(Dataset rows about figures)
━━━━━━━━━━━━━━━━

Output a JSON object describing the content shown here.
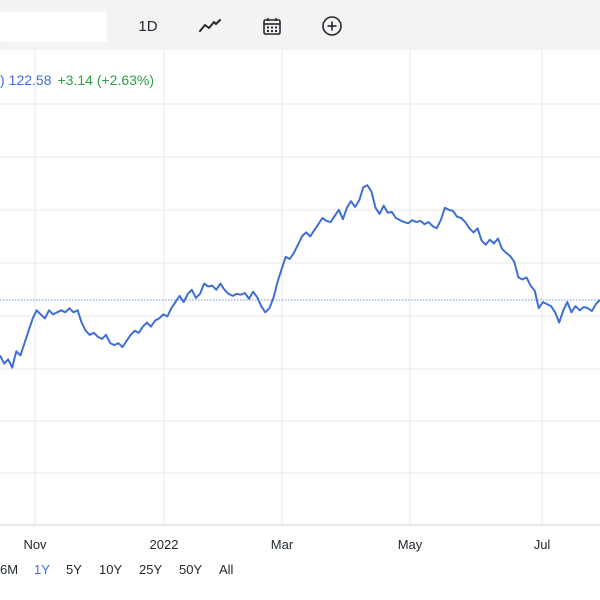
{
  "toolbar": {
    "interval_label": "1D",
    "chart_type_icon": "line-chart-icon",
    "calendar_icon": "calendar-icon",
    "add_icon": "plus-circle-icon"
  },
  "quote": {
    "paren": ")",
    "price": "122.58",
    "change": "+3.14 (+2.63%)",
    "price_color": "#3d6fd6",
    "change_color": "#2ea043"
  },
  "ranges": [
    {
      "label": "6M",
      "active": false
    },
    {
      "label": "1Y",
      "active": true
    },
    {
      "label": "5Y",
      "active": false
    },
    {
      "label": "10Y",
      "active": false
    },
    {
      "label": "25Y",
      "active": false
    },
    {
      "label": "50Y",
      "active": false
    },
    {
      "label": "All",
      "active": false
    }
  ],
  "chart_data": {
    "type": "line",
    "x_tick_labels": [
      "Nov",
      "2022",
      "Mar",
      "May",
      "Jul"
    ],
    "reference_line": "previous close",
    "line_color": "#3d6fd6",
    "grid": true,
    "series": [
      {
        "values": [
          118,
          116,
          117,
          115,
          119,
          118,
          121,
          124,
          127,
          129,
          128,
          127,
          129,
          128,
          128.5,
          129,
          128.5,
          129.5,
          128.5,
          129,
          126,
          124,
          123,
          123.5,
          122.5,
          122,
          123,
          121,
          120.5,
          121,
          120,
          121.5,
          123,
          124,
          123.5,
          125,
          126,
          125,
          126.5,
          127,
          128,
          127.5,
          129.5,
          131,
          132.5,
          131,
          133,
          134,
          132,
          133,
          135.5,
          134.8,
          135,
          134,
          135.5,
          134,
          133,
          132.5,
          133,
          132.8,
          133.2,
          131.8,
          133.5,
          132.2,
          130,
          128.5,
          129.5,
          132,
          136,
          139,
          142,
          141.5,
          143,
          145,
          147,
          148,
          147,
          148.5,
          150,
          151.5,
          150.8,
          150.5,
          152,
          153.5,
          151.2,
          154,
          155.6,
          154.2,
          155.8,
          159,
          159.5,
          158,
          154,
          152.5,
          154.5,
          152.8,
          153,
          151.5,
          151,
          150.5,
          150.2,
          151,
          150.5,
          150.8,
          150,
          150.5,
          149.5,
          149,
          151,
          154,
          153.5,
          153.2,
          151.8,
          151.5,
          150.5,
          149,
          148,
          149,
          146,
          145,
          146.2,
          145.3,
          146.5,
          144,
          143,
          142.2,
          140.8,
          137,
          136.5,
          137,
          135,
          133.8,
          129.5,
          131,
          130.5,
          130,
          128.5,
          126,
          129,
          131,
          128.5,
          130,
          129,
          129.8,
          129.5,
          128.8,
          130.5,
          131.5
        ]
      }
    ]
  }
}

━━━━━━━━━━━━━━━━

Pictures are excluded; repeat every record exactly.

Output a JSON object describing the content shown here.
{
  "toolbar": {
    "interval_label": "1D",
    "chart_type_icon": "line-chart-icon",
    "calendar_icon": "calendar-icon",
    "add_icon": "plus-circle-icon"
  },
  "quote": {
    "paren": ")",
    "price": "122.58",
    "change": "+3.14 (+2.63%)",
    "price_color": "#3d6fd6",
    "change_color": "#2ea043"
  },
  "ranges": [
    {
      "label": "6M",
      "active": false
    },
    {
      "label": "1Y",
      "active": true
    },
    {
      "label": "5Y",
      "active": false
    },
    {
      "label": "10Y",
      "active": false
    },
    {
      "label": "25Y",
      "active": false
    },
    {
      "label": "50Y",
      "active": false
    },
    {
      "label": "All",
      "active": false
    }
  ],
  "chart_data": {
    "type": "line",
    "x_tick_labels": [
      "Nov",
      "2022",
      "Mar",
      "May",
      "Jul"
    ],
    "reference_line": "previous close",
    "line_color": "#3d6fd6",
    "grid": true,
    "series": [
      {
        "values": [
          118,
          116,
          117,
          115,
          119,
          118,
          121,
          124,
          127,
          129,
          128,
          127,
          129,
          128,
          128.5,
          129,
          128.5,
          129.5,
          128.5,
          129,
          126,
          124,
          123,
          123.5,
          122.5,
          122,
          123,
          121,
          120.5,
          121,
          120,
          121.5,
          123,
          124,
          123.5,
          125,
          126,
          125,
          126.5,
          127,
          128,
          127.5,
          129.5,
          131,
          132.5,
          131,
          133,
          134,
          132,
          133,
          135.5,
          134.8,
          135,
          134,
          135.5,
          134,
          133,
          132.5,
          133,
          132.8,
          133.2,
          131.8,
          133.5,
          132.2,
          130,
          128.5,
          129.5,
          132,
          136,
          139,
          142,
          141.5,
          143,
          145,
          147,
          148,
          147,
          148.5,
          150,
          151.5,
          150.8,
          150.5,
          152,
          153.5,
          151.2,
          154,
          155.6,
          154.2,
          155.8,
          159,
          159.5,
          158,
          154,
          152.5,
          154.5,
          152.8,
          153,
          151.5,
          151,
          150.5,
          150.2,
          151,
          150.5,
          150.8,
          150,
          150.5,
          149.5,
          149,
          151,
          154,
          153.5,
          153.2,
          151.8,
          151.5,
          150.5,
          149,
          148,
          149,
          146,
          145,
          146.2,
          145.3,
          146.5,
          144,
          143,
          142.2,
          140.8,
          137,
          136.5,
          137,
          135,
          133.8,
          129.5,
          131,
          130.5,
          130,
          128.5,
          126,
          129,
          131,
          128.5,
          130,
          129,
          129.8,
          129.5,
          128.8,
          130.5,
          131.5
        ]
      }
    ]
  }
}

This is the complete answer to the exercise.